Your task: Make an exact copy of the listing below.

Records for the exercise:
────────────────────

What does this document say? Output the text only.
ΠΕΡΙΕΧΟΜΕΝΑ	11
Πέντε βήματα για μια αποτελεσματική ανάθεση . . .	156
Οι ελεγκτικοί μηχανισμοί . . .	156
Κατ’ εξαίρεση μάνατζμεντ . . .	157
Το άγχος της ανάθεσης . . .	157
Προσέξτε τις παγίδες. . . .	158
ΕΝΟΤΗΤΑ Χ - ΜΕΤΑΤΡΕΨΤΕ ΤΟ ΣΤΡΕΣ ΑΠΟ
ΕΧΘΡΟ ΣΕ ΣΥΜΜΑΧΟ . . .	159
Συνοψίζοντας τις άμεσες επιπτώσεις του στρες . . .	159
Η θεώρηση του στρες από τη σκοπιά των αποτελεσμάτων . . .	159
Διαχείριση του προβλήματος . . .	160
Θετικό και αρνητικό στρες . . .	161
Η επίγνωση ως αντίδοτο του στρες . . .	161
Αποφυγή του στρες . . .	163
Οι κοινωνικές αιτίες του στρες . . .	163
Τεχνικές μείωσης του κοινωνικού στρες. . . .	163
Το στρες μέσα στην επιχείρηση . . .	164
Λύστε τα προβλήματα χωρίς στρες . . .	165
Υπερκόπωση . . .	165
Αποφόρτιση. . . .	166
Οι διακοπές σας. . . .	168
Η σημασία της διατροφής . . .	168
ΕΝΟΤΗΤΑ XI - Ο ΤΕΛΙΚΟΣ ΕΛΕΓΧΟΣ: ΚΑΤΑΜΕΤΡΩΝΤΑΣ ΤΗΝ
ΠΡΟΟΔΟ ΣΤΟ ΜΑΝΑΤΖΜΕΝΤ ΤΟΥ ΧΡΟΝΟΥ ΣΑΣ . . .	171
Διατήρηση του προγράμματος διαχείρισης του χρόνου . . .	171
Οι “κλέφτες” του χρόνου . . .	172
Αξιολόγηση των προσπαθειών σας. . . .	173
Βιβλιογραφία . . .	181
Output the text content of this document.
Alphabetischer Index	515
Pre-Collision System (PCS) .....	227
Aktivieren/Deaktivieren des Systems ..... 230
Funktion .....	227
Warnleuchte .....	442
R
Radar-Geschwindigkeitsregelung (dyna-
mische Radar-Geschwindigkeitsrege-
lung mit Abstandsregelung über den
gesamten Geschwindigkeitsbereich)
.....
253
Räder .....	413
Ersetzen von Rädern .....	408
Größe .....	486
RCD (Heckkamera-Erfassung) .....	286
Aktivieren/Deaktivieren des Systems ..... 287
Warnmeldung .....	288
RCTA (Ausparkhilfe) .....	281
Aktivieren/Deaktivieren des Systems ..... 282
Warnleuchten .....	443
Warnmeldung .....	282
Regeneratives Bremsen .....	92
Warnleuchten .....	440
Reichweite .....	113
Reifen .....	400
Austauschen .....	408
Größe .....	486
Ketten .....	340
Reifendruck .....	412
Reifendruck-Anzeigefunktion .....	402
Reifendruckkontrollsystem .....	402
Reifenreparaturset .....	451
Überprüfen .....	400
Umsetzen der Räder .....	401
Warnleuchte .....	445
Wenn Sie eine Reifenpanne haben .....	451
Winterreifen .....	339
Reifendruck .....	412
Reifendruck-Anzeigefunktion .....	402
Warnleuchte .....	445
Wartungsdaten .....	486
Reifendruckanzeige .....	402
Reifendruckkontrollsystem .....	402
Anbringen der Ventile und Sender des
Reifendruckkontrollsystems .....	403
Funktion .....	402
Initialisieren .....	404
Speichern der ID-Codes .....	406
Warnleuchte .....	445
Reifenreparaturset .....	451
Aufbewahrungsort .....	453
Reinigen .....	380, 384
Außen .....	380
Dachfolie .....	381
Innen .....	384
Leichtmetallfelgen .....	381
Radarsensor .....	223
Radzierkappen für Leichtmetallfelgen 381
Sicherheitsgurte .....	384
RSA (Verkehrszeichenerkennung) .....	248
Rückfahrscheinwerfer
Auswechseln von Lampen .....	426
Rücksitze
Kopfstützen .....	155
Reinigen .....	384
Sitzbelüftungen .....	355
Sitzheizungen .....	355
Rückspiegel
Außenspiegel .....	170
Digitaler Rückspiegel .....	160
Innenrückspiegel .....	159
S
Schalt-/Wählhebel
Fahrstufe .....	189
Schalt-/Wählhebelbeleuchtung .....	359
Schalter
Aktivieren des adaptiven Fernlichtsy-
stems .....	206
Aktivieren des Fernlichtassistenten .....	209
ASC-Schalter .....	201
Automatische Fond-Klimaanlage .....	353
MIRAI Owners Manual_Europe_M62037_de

────────────────────

Answer to the task:
What does this document say? Output the text only.
ΠΕΡΙΕΧΟΜΕΝΑ	11
Πέντε βήματα για μια αποτελεσματική ανάθεση . . .	156
Οι ελεγκτικοί μηχανισμοί . . .	156
Κατ’ εξαίρεση μάνατζμεντ . . .	157
Το άγχος της ανάθεσης . . .	157
Προσέξτε τις παγίδες. . . .	158
ΕΝΟΤΗΤΑ Χ - ΜΕΤΑΤΡΕΨΤΕ ΤΟ ΣΤΡΕΣ ΑΠΟ
ΕΧΘΡΟ ΣΕ ΣΥΜΜΑΧΟ . . .	159
Συνοψίζοντας τις άμεσες επιπτώσεις του στρες . . .	159
Η θεώρηση του στρες από τη σκοπιά των αποτελεσμάτων . . .	159
Διαχείριση του προβλήματος . . .	160
Θετικό και αρνητικό στρες . . .	161
Η επίγνωση ως αντίδοτο του στρες . . .	161
Αποφυγή του στρες . . .	163
Οι κοινωνικές αιτίες του στρες . . .	163
Τεχνικές μείωσης του κοινωνικού στρες. . . .	163
Το στρες μέσα στην επιχείρηση . . .	164
Λύστε τα προβλήματα χωρίς στρες . . .	165
Υπερκόπωση . . .	165
Αποφόρτιση. . . .	166
Οι διακοπές σας. . . .	168
Η σημασία της διατροφής . . .	168
ΕΝΟΤΗΤΑ XI - Ο ΤΕΛΙΚΟΣ ΕΛΕΓΧΟΣ: ΚΑΤΑΜΕΤΡΩΝΤΑΣ ΤΗΝ
ΠΡΟΟΔΟ ΣΤΟ ΜΑΝΑΤΖΜΕΝΤ ΤΟΥ ΧΡΟΝΟΥ ΣΑΣ . . .	171
Διατήρηση του προγράμματος διαχείρισης του χρόνου . . .	171
Οι “κλέφτες” του χρόνου . . .	172
Αξιολόγηση των προσπαθειών σας. . . .	173
Βιβλιογραφία . . .	181
Output the text content of this document.
Alphabetischer Index	515
Pre-Collision System (PCS) .....	227
Aktivieren/Deaktivieren des Systems ..... 230
Funktion .....	227
Warnleuchte .....	442
R
Radar-Geschwindigkeitsregelung (dyna-
mische Radar-Geschwindigkeitsrege-
lung mit Abstandsregelung über den
gesamten Geschwindigkeitsbereich)
.....
253
Räder .....	413
Ersetzen von Rädern .....	408
Größe .....	486
RCD (Heckkamera-Erfassung) .....	286
Aktivieren/Deaktivieren des Systems ..... 287
Warnmeldung .....	288
RCTA (Ausparkhilfe) .....	281
Aktivieren/Deaktivieren des Systems ..... 282
Warnleuchten .....	443
Warnmeldung .....	282
Regeneratives Bremsen .....	92
Warnleuchten .....	440
Reichweite .....	113
Reifen .....	400
Austauschen .....	408
Größe .....	486
Ketten .....	340
Reifendruck .....	412
Reifendruck-Anzeigefunktion .....	402
Reifendruckkontrollsystem .....	402
Reifenreparaturset .....	451
Überprüfen .....	400
Umsetzen der Räder .....	401
Warnleuchte .....	445
Wenn Sie eine Reifenpanne haben .....	451
Winterreifen .....	339
Reifendruck .....	412
Reifendruck-Anzeigefunktion .....	402
Warnleuchte .....	445
Wartungsdaten .....	486
Reifendruckanzeige .....	402
Reifendruckkontrollsystem .....	402
Anbringen der Ventile und Sender des
Reifendruckkontrollsystems .....	403
Funktion .....	402
Initialisieren .....	404
Speichern der ID-Codes .....	406
Warnleuchte .....	445
Reifenreparaturset .....	451
Aufbewahrungsort .....	453
Reinigen .....	380, 384
Außen .....	380
Dachfolie .....	381
Innen .....	384
Leichtmetallfelgen .....	381
Radarsensor .....	223
Radzierkappen für Leichtmetallfelgen 381
Sicherheitsgurte .....	384
RSA (Verkehrszeichenerkennung) .....	248
Rückfahrscheinwerfer
Auswechseln von Lampen .....	426
Rücksitze
Kopfstützen .....	155
Reinigen .....	384
Sitzbelüftungen .....	355
Sitzheizungen .....	355
Rückspiegel
Außenspiegel .....	170
Digitaler Rückspiegel .....	160
Innenrückspiegel .....	159
S
Schalt-/Wählhebel
Fahrstufe .....	189
Schalt-/Wählhebelbeleuchtung .....	359
Schalter
Aktivieren des adaptiven Fernlichtsy-
stems .....	206
Aktivieren des Fernlichtassistenten .....	209
ASC-Schalter .....	201
Automatische Fond-Klimaanlage .....	353
MIRAI Owners Manual_Europe_M62037_de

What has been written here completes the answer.